The exercise — Output every entry exactly as written, skipping any pictures.

Records provided —
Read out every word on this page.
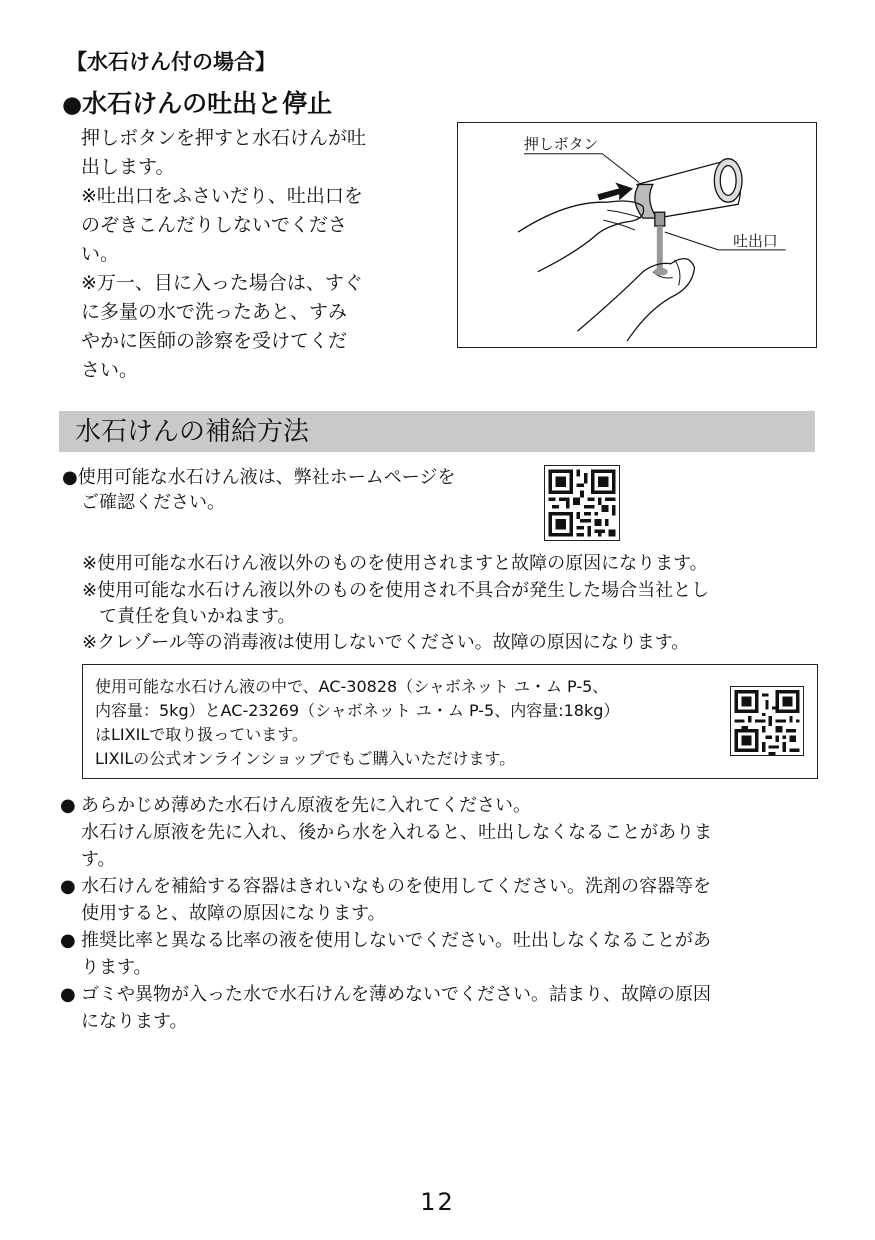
【水石けん付の場合】
●水石けんの吐出と停止

押しボタンを押すと水石けんが吐

出します。

※吐出口をふさいだり、吐出口を
のぞきこんだりしないでくださ
い。
※万一、目に入った場合は、すぐ
に多量の水で洗ったあと、すみ
やかに医師の診察を受けてくだ
さい。
押しボタン
吐出口
水石けんの補給方法
●使用可能な水石けん液は、弊社ホームページを
ご確認ください。
※使用可能な水石けん液以外のものを使用されますと故障の原因になります。
※使用可能な水石けん液以外のものを使用され不具合が発生した場合当社とし
て責任を負いかねます。
※クレゾール等の消毒液は使用しないでください。故障の原因になります。
使用可能な水石けん液の中で、AC-30828（シャボネット ユ・ム P-5、
内容量：5kg）とAC-23269（シャボネット ユ・ム P-5、内容量:18kg）
はLIXILで取り扱っています。
LIXILの公式オンラインショップでもご購入いただけます。
● あらかじめ薄めた水石けん原液を先に入れてください。
水石けん原液を先に入れ、後から水を入れると、吐出しなくなることがありま
す。
● 水石けんを補給する容器はきれいなものを使用してください。洗剤の容器等を
使用すると、故障の原因になります。
● 推奨比率と異なる比率の液を使用しないでください。吐出しなくなることがあ
ります。
● ゴミや異物が入った水で水石けんを薄めないでください。詰まり、故障の原因
になります。
12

Response —
Read out every word on this page.
【水石けん付の場合】
●水石けんの吐出と停止

押しボタンを押すと水石けんが吐

出します。

※吐出口をふさいだり、吐出口を
のぞきこんだりしないでくださ
い。
※万一、目に入った場合は、すぐ
に多量の水で洗ったあと、すみ
やかに医師の診察を受けてくだ
さい。
押しボタン
吐出口
水石けんの補給方法
●使用可能な水石けん液は、弊社ホームページを
ご確認ください。
※使用可能な水石けん液以外のものを使用されますと故障の原因になります。
※使用可能な水石けん液以外のものを使用され不具合が発生した場合当社とし
て責任を負いかねます。
※クレゾール等の消毒液は使用しないでください。故障の原因になります。
使用可能な水石けん液の中で、AC-30828（シャボネット ユ・ム P-5、
内容量：5kg）とAC-23269（シャボネット ユ・ム P-5、内容量:18kg）
はLIXILで取り扱っています。
LIXILの公式オンラインショップでもご購入いただけます。
● あらかじめ薄めた水石けん原液を先に入れてください。
水石けん原液を先に入れ、後から水を入れると、吐出しなくなることがありま
す。
● 水石けんを補給する容器はきれいなものを使用してください。洗剤の容器等を
使用すると、故障の原因になります。
● 推奨比率と異なる比率の液を使用しないでください。吐出しなくなることがあ
ります。
● ゴミや異物が入った水で水石けんを薄めないでください。詰まり、故障の原因
になります。
12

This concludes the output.